▶ **Task to carry out**
Using the entries that follow, collect the lines where the word "直方教会" appears.

Part of a data file:
■ ■ ■

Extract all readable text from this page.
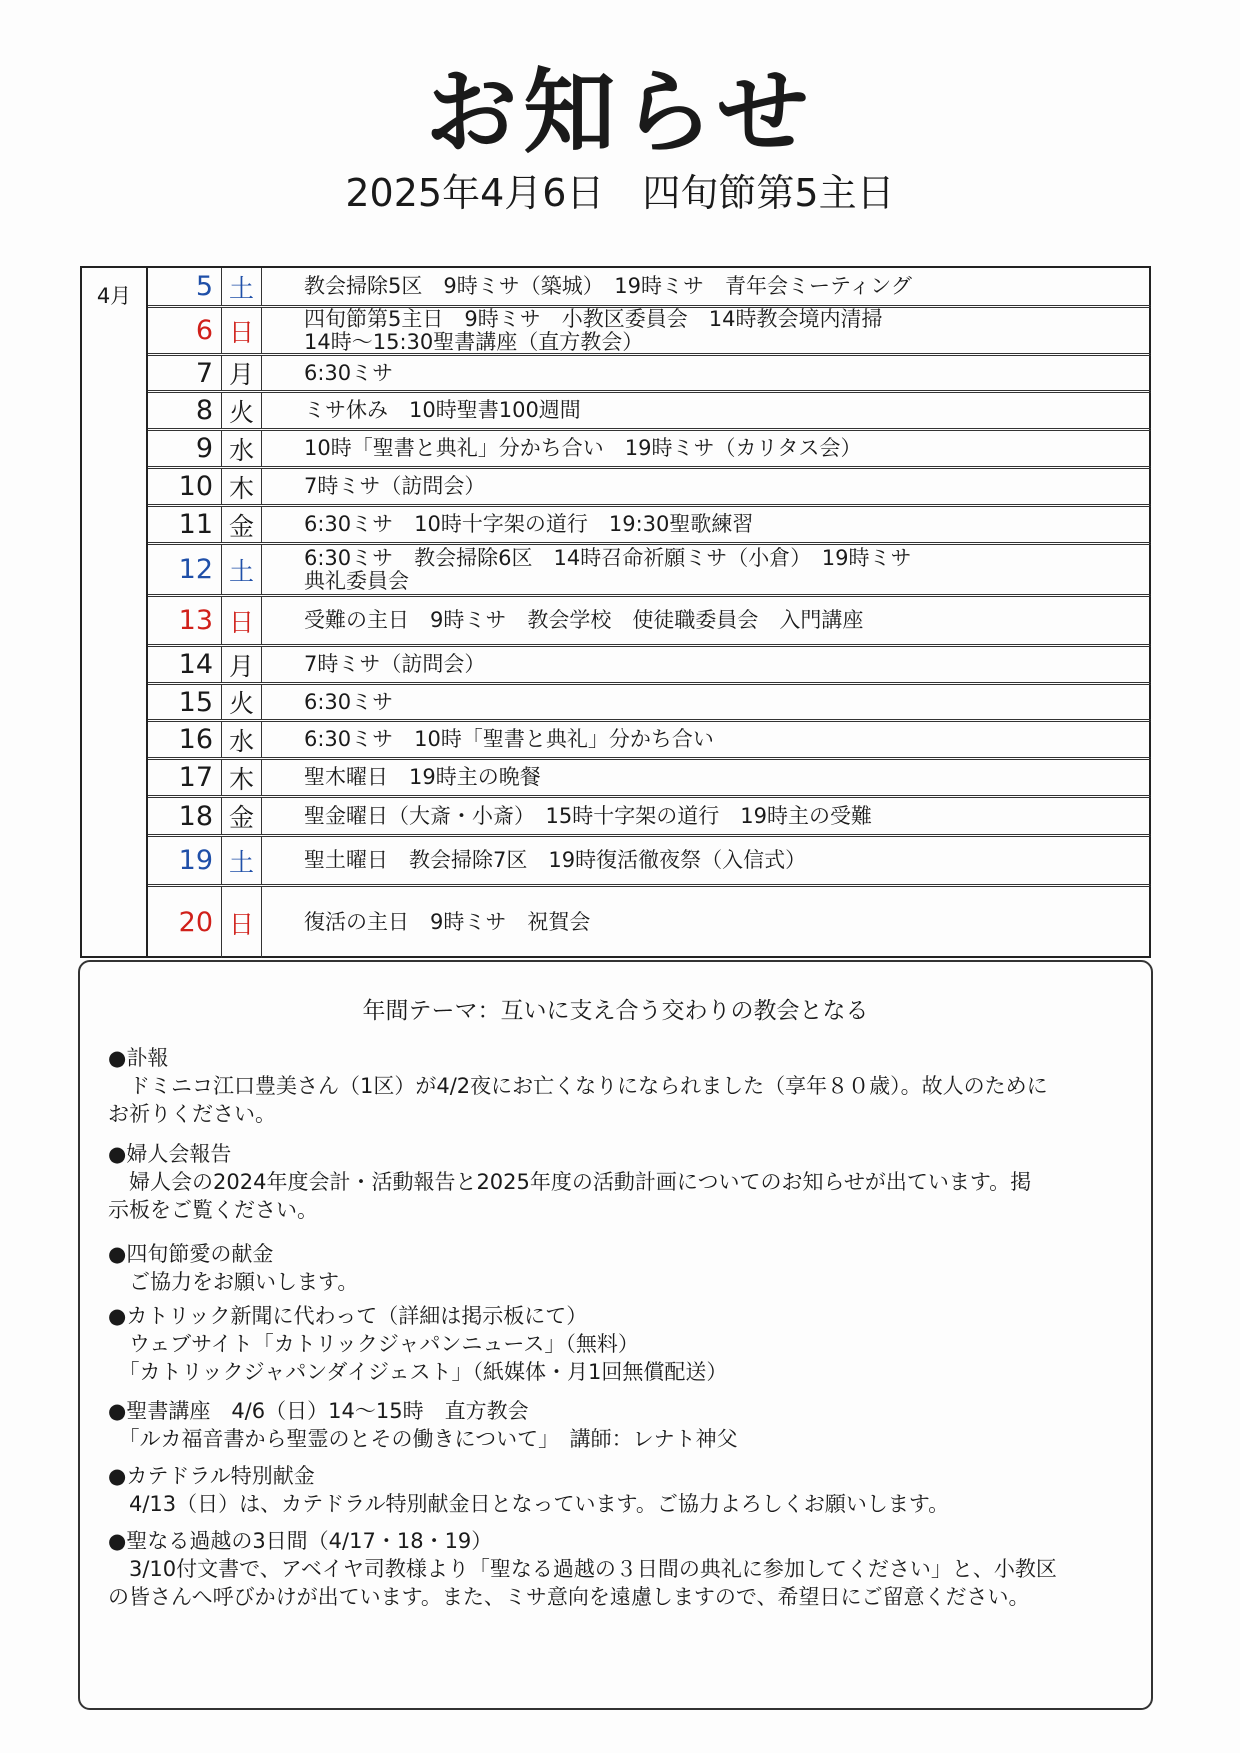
お知らせ
2025年4月6日　四旬節第5主日
4月	5 土	教会掃除5区　9時ミサ（築城）　19時ミサ　青年会ミーティング
6 日	四旬節第5主日　9時ミサ　小教区委員会　14時教会境内清掃
14時～15:30聖書講座（直方教会）
7 月	6:30ミサ
8 火	ミサ休み　10時聖書100週間
9 水	10時「聖書と典礼」分かち合い　19時ミサ（カリタス会）
10 木	7時ミサ（訪問会）
11 金	6:30ミサ　10時十字架の道行　19:30聖歌練習
12 土	6:30ミサ　教会掃除6区　14時召命祈願ミサ（小倉）　19時ミサ
典礼委員会
13 日	受難の主日　9時ミサ　教会学校　使徒職委員会　入門講座
14 月	7時ミサ（訪問会）
15 火	6:30ミサ
16 水	6:30ミサ　10時「聖書と典礼」分かち合い
17 木	聖木曜日　19時主の晩餐
18 金	聖金曜日（大斎・小斎）　15時十字架の道行　19時主の受難
19 土	聖土曜日　教会掃除7区　19時復活徹夜祭（入信式）
20 日	復活の主日　9時ミサ　祝賀会
年間テーマ：互いに支え合う交わりの教会となる
●訃報
　ドミニコ江口豊美さん（1区）が4/2夜にお亡くなりになられました（享年８０歳）。故人のために
お祈りください。
●婦人会報告
　婦人会の2024年度会計・活動報告と2025年度の活動計画についてのお知らせが出ています。掲
示板をご覧ください。
●四旬節愛の献金
　ご協力をお願いします。
●カトリック新聞に代わって（詳細は掲示板にて）
　ウェブサイト「カトリックジャパンニュース」（無料）
　「カトリックジャパンダイジェスト」（紙媒体・月1回無償配送）
●聖書講座　4/6（日）14～15時　直方教会
　「ルカ福音書から聖霊のとその働きについて」　講師：レナト神父
●カテドラル特別献金
　4/13（日）は、カテドラル特別献金日となっています。ご協力よろしくお願いします。
●聖なる過越の3日間（4/17・18・19）
　3/10付文書で、アベイヤ司教様より「聖なる過越の３日間の典礼に参加してください」と、小教区
の皆さんへ呼びかけが出ています。また、ミサ意向を遠慮しますので、希望日にご留意ください。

■ ■ ■

▶ **Response to the task**
14時～15:30聖書講座（直方教会）
●聖書講座　4/6（日）14～15時　直方教会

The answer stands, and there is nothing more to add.